◆ **Written instruction**: Read the records and gather each line that includes "Model".

begin Data section

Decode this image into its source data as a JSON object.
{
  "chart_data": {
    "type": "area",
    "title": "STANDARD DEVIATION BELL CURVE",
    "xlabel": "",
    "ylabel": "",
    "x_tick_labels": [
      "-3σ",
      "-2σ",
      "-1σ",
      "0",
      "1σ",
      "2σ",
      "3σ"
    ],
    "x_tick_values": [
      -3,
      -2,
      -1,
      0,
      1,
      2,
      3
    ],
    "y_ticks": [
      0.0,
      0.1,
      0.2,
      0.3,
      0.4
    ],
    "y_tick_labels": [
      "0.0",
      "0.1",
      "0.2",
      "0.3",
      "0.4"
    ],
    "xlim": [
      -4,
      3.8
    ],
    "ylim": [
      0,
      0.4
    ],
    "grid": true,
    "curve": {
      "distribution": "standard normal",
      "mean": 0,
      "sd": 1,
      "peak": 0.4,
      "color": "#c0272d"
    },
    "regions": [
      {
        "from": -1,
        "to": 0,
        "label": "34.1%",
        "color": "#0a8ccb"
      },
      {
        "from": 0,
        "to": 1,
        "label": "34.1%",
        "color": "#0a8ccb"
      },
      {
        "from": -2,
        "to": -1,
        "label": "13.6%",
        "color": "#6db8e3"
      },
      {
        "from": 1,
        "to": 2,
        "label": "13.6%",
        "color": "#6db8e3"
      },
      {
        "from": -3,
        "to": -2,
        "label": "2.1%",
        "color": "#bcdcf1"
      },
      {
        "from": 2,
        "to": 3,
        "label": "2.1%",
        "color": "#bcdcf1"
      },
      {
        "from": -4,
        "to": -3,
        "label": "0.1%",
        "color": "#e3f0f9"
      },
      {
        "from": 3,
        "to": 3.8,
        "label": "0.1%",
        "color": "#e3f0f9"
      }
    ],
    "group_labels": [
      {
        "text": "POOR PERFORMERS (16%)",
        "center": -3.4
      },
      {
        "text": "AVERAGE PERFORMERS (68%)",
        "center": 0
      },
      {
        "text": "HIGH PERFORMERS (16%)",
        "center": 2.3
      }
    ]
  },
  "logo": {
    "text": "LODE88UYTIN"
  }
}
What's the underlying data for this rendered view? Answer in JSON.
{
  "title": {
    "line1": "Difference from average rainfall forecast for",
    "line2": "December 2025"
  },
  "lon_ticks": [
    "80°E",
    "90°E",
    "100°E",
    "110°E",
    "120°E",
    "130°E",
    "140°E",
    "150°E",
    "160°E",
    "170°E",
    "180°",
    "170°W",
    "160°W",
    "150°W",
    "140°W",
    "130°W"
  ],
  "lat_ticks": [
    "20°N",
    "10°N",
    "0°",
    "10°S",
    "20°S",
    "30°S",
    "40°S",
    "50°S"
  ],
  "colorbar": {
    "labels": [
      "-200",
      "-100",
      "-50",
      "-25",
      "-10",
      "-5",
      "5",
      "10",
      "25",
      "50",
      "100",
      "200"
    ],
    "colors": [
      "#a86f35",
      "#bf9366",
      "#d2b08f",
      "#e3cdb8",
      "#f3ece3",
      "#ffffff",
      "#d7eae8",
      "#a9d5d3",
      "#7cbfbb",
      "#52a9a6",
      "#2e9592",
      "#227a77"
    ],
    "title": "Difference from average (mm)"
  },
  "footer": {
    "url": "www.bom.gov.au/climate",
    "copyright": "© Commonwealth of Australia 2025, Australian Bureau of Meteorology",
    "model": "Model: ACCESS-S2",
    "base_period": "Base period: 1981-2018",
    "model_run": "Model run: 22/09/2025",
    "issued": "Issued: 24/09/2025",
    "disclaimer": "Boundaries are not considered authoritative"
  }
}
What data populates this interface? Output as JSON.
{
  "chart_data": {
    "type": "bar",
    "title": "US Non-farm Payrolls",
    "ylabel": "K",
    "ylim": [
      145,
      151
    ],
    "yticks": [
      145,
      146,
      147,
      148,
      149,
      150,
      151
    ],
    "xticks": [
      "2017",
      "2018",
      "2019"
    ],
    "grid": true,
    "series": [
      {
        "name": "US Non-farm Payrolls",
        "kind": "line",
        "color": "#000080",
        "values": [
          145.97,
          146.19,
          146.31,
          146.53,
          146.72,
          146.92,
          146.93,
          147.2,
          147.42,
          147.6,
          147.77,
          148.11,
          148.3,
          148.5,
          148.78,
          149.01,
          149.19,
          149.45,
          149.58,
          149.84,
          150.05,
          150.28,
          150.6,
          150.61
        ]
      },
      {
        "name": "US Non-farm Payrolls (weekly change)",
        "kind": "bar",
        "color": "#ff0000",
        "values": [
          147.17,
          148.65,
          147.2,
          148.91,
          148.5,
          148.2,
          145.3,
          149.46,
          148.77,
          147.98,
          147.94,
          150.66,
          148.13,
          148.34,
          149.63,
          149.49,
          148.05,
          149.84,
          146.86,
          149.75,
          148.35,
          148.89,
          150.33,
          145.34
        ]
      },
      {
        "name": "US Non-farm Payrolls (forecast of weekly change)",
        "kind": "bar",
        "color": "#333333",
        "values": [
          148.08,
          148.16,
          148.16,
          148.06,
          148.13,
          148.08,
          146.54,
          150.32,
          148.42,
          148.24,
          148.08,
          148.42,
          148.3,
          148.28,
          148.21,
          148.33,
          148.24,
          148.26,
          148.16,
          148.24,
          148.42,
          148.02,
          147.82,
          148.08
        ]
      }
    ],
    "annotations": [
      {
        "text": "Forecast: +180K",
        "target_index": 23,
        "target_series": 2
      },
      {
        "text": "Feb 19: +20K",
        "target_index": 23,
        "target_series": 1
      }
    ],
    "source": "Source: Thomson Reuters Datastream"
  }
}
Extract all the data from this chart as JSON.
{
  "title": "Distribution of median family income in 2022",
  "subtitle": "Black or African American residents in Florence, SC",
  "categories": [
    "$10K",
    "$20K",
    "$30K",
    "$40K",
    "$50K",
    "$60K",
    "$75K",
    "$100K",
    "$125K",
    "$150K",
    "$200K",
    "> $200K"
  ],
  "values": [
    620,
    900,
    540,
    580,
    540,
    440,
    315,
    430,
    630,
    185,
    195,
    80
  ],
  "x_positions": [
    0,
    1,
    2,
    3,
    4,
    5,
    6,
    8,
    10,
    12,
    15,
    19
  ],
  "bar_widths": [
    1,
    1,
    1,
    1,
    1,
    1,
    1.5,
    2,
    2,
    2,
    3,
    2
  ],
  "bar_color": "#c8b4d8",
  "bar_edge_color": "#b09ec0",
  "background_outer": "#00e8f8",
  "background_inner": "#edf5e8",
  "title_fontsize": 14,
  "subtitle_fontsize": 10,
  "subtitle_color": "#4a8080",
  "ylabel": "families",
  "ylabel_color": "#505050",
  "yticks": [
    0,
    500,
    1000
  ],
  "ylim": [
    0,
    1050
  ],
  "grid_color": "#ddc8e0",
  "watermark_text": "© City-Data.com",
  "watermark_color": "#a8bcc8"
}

end Data section

◆ **Solution to this exercise**:
    "model": "Model: ACCESS-S2",
    "model_run": "Model run: 22/09/2025",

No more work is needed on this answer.